* BEGIN *
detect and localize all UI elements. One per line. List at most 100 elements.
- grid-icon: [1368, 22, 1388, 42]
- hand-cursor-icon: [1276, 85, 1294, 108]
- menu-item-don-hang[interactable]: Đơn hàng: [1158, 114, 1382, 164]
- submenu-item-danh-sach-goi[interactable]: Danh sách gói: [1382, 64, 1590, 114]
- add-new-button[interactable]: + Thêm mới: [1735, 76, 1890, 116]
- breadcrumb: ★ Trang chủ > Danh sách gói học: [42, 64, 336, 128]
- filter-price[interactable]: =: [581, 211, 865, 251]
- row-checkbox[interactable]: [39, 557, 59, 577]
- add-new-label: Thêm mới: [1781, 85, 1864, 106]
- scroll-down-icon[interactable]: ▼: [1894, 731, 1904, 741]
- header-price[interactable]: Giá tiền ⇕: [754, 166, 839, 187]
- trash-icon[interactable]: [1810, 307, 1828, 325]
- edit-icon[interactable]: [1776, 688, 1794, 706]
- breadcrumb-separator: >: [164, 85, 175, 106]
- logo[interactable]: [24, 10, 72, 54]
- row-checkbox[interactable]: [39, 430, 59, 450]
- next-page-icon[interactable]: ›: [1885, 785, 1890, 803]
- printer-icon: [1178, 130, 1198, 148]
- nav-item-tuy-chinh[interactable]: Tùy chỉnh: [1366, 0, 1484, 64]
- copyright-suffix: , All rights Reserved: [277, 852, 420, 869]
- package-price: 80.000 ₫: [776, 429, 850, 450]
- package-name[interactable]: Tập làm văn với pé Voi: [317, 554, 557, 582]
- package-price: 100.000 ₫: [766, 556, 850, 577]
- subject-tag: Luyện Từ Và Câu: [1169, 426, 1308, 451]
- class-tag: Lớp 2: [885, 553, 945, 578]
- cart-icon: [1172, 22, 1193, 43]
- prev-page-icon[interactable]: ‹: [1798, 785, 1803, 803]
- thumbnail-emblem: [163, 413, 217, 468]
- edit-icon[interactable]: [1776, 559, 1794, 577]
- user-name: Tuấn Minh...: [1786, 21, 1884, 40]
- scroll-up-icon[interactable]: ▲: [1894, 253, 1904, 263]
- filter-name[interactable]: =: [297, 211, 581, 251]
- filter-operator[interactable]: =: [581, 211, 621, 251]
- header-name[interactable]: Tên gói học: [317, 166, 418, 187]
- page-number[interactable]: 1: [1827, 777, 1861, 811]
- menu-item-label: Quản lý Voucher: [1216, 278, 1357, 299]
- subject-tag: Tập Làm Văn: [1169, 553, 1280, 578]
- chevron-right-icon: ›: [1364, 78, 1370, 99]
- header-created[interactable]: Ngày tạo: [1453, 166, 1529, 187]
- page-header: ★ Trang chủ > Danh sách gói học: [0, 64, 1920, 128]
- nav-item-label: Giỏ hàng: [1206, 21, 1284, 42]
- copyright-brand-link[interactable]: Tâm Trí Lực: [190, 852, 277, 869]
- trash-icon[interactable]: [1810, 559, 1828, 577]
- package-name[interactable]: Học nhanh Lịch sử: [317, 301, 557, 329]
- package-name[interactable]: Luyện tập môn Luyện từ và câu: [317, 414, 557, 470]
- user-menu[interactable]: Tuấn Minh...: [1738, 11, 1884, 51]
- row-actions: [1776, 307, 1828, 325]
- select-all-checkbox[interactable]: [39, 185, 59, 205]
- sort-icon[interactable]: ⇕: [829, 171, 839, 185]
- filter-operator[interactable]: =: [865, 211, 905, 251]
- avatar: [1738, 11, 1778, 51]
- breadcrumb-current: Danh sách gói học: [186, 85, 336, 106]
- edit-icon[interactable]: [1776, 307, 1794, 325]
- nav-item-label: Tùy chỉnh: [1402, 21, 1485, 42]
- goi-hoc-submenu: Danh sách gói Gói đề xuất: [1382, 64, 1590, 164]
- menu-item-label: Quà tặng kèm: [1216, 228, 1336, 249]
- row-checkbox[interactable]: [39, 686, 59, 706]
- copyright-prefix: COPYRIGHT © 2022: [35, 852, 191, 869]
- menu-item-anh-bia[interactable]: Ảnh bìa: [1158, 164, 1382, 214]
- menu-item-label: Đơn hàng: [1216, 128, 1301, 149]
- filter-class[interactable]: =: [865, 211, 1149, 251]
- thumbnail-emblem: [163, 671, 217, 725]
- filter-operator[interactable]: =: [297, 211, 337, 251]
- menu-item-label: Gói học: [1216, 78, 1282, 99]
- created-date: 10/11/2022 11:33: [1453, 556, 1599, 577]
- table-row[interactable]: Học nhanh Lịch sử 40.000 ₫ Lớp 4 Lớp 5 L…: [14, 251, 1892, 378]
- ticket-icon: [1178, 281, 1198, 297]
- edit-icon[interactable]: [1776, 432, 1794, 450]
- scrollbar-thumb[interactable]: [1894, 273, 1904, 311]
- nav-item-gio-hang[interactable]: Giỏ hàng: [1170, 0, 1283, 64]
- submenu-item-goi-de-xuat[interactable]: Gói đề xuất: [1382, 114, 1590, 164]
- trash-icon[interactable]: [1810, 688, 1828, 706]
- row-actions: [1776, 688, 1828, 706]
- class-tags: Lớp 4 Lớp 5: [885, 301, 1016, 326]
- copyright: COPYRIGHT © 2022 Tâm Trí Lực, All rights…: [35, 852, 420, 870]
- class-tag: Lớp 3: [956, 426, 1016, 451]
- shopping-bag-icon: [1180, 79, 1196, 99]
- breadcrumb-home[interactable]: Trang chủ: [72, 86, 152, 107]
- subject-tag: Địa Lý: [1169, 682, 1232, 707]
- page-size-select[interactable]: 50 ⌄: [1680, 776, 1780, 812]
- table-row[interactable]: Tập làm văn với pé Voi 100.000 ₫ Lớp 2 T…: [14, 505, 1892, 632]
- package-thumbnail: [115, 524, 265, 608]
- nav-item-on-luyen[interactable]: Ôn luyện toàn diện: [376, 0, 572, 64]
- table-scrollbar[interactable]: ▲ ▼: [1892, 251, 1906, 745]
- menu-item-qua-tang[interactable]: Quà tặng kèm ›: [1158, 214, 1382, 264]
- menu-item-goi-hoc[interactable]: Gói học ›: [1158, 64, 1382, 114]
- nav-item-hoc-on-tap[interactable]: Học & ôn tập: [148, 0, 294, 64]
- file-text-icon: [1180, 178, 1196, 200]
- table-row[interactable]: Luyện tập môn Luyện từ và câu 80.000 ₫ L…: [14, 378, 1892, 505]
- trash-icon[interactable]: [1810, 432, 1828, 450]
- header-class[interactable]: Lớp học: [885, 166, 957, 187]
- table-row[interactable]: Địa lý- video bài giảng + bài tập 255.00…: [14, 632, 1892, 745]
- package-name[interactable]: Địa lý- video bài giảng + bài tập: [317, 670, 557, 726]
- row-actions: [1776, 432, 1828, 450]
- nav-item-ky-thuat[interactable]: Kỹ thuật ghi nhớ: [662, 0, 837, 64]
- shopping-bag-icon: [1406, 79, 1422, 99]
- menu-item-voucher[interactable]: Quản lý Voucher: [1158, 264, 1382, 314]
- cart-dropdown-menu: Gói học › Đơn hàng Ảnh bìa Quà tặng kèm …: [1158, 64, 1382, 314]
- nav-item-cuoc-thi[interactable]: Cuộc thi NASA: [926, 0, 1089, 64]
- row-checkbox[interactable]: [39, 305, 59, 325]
* END *
### Required work
Reproduce every line of the entries above verbatim, with no additions, omissions, or edits.

### Answer for this exercise
detect and localize all UI elements. One per line. List at most 100 elements.
- grid-icon: [1368, 22, 1388, 42]
- hand-cursor-icon: [1276, 85, 1294, 108]
- menu-item-don-hang[interactable]: Đơn hàng: [1158, 114, 1382, 164]
- submenu-item-danh-sach-goi[interactable]: Danh sách gói: [1382, 64, 1590, 114]
- add-new-button[interactable]: + Thêm mới: [1735, 76, 1890, 116]
- breadcrumb: ★ Trang chủ > Danh sách gói học: [42, 64, 336, 128]
- filter-price[interactable]: =: [581, 211, 865, 251]
- row-checkbox[interactable]: [39, 557, 59, 577]
- add-new-label: Thêm mới: [1781, 85, 1864, 106]
- scroll-down-icon[interactable]: ▼: [1894, 731, 1904, 741]
- header-price[interactable]: Giá tiền ⇕: [754, 166, 839, 187]
- trash-icon[interactable]: [1810, 307, 1828, 325]
- edit-icon[interactable]: [1776, 688, 1794, 706]
- breadcrumb-separator: >: [164, 85, 175, 106]
- logo[interactable]: [24, 10, 72, 54]
- row-checkbox[interactable]: [39, 430, 59, 450]
- next-page-icon[interactable]: ›: [1885, 785, 1890, 803]
- printer-icon: [1178, 130, 1198, 148]
- nav-item-tuy-chinh[interactable]: Tùy chỉnh: [1366, 0, 1484, 64]
- copyright-suffix: , All rights Reserved: [277, 852, 420, 869]
- package-price: 80.000 ₫: [776, 429, 850, 450]
- package-name[interactable]: Tập làm văn với pé Voi: [317, 554, 557, 582]
- package-price: 100.000 ₫: [766, 556, 850, 577]
- subject-tag: Luyện Từ Và Câu: [1169, 426, 1308, 451]
- class-tag: Lớp 2: [885, 553, 945, 578]
- cart-icon: [1172, 22, 1193, 43]
- prev-page-icon[interactable]: ‹: [1798, 785, 1803, 803]
- thumbnail-emblem: [163, 413, 217, 468]
- edit-icon[interactable]: [1776, 559, 1794, 577]
- user-name: Tuấn Minh...: [1786, 21, 1884, 40]
- scroll-up-icon[interactable]: ▲: [1894, 253, 1904, 263]
- filter-name[interactable]: =: [297, 211, 581, 251]
- filter-operator[interactable]: =: [581, 211, 621, 251]
- header-name[interactable]: Tên gói học: [317, 166, 418, 187]
- page-number[interactable]: 1: [1827, 777, 1861, 811]
- menu-item-label: Quản lý Voucher: [1216, 278, 1357, 299]
- subject-tag: Tập Làm Văn: [1169, 553, 1280, 578]
- chevron-right-icon: ›: [1364, 78, 1370, 99]
- header-created[interactable]: Ngày tạo: [1453, 166, 1529, 187]
- page-header: ★ Trang chủ > Danh sách gói học: [0, 64, 1920, 128]
- nav-item-label: Giỏ hàng: [1206, 21, 1284, 42]
- copyright-brand-link[interactable]: Tâm Trí Lực: [190, 852, 277, 869]
- trash-icon[interactable]: [1810, 559, 1828, 577]
- package-name[interactable]: Học nhanh Lịch sử: [317, 301, 557, 329]
- package-name[interactable]: Luyện tập môn Luyện từ và câu: [317, 414, 557, 470]
- user-menu[interactable]: Tuấn Minh...: [1738, 11, 1884, 51]
- row-actions: [1776, 307, 1828, 325]
- select-all-checkbox[interactable]: [39, 185, 59, 205]
- sort-icon[interactable]: ⇕: [829, 171, 839, 185]
- filter-operator[interactable]: =: [865, 211, 905, 251]
- avatar: [1738, 11, 1778, 51]
- breadcrumb-current: Danh sách gói học: [186, 85, 336, 106]
- edit-icon[interactable]: [1776, 307, 1794, 325]
- nav-item-label: Tùy chỉnh: [1402, 21, 1485, 42]
- goi-hoc-submenu: Danh sách gói Gói đề xuất: [1382, 64, 1590, 164]
- menu-item-label: Quà tặng kèm: [1216, 228, 1336, 249]
- row-checkbox[interactable]: [39, 686, 59, 706]
- copyright-prefix: COPYRIGHT © 2022: [35, 852, 191, 869]
- menu-item-anh-bia[interactable]: Ảnh bìa: [1158, 164, 1382, 214]
- menu-item-label: Đơn hàng: [1216, 128, 1301, 149]
- filter-class[interactable]: =: [865, 211, 1149, 251]
- thumbnail-emblem: [163, 671, 217, 725]
- filter-operator[interactable]: =: [297, 211, 337, 251]
- menu-item-label: Gói học: [1216, 78, 1282, 99]
- created-date: 10/11/2022 11:33: [1453, 556, 1599, 577]
- table-row[interactable]: Học nhanh Lịch sử 40.000 ₫ Lớp 4 Lớp 5 L…: [14, 251, 1892, 378]
- ticket-icon: [1178, 281, 1198, 297]
- edit-icon[interactable]: [1776, 432, 1794, 450]
- scrollbar-thumb[interactable]: [1894, 273, 1904, 311]
- nav-item-gio-hang[interactable]: Giỏ hàng: [1170, 0, 1283, 64]
- submenu-item-goi-de-xuat[interactable]: Gói đề xuất: [1382, 114, 1590, 164]
- trash-icon[interactable]: [1810, 688, 1828, 706]
- row-actions: [1776, 688, 1828, 706]
- class-tags: Lớp 4 Lớp 5: [885, 301, 1016, 326]
- copyright: COPYRIGHT © 2022 Tâm Trí Lực, All rights…: [35, 852, 420, 870]
- class-tag: Lớp 3: [956, 426, 1016, 451]
- shopping-bag-icon: [1180, 79, 1196, 99]
- breadcrumb-home[interactable]: Trang chủ: [72, 86, 152, 107]
- subject-tag: Địa Lý: [1169, 682, 1232, 707]
- page-size-select[interactable]: 50 ⌄: [1680, 776, 1780, 812]
- table-row[interactable]: Tập làm văn với pé Voi 100.000 ₫ Lớp 2 T…: [14, 505, 1892, 632]
- package-thumbnail: [115, 524, 265, 608]
- nav-item-on-luyen[interactable]: Ôn luyện toàn diện: [376, 0, 572, 64]
- table-scrollbar[interactable]: ▲ ▼: [1892, 251, 1906, 745]
- menu-item-qua-tang[interactable]: Quà tặng kèm ›: [1158, 214, 1382, 264]
- menu-item-goi-hoc[interactable]: Gói học ›: [1158, 64, 1382, 114]
- nav-item-hoc-on-tap[interactable]: Học & ôn tập: [148, 0, 294, 64]
- file-text-icon: [1180, 178, 1196, 200]
- table-row[interactable]: Luyện tập môn Luyện từ và câu 80.000 ₫ L…: [14, 378, 1892, 505]
- trash-icon[interactable]: [1810, 432, 1828, 450]
- header-class[interactable]: Lớp học: [885, 166, 957, 187]
- table-row[interactable]: Địa lý- video bài giảng + bài tập 255.00…: [14, 632, 1892, 745]
- package-name[interactable]: Địa lý- video bài giảng + bài tập: [317, 670, 557, 726]
- row-actions: [1776, 432, 1828, 450]
- nav-item-ky-thuat[interactable]: Kỹ thuật ghi nhớ: [662, 0, 837, 64]
- shopping-bag-icon: [1406, 79, 1422, 99]
- menu-item-voucher[interactable]: Quản lý Voucher: [1158, 264, 1382, 314]
- cart-dropdown-menu: Gói học › Đơn hàng Ảnh bìa Quà tặng kèm …: [1158, 64, 1382, 314]
- nav-item-cuoc-thi[interactable]: Cuộc thi NASA: [926, 0, 1089, 64]
- row-checkbox[interactable]: [39, 305, 59, 325]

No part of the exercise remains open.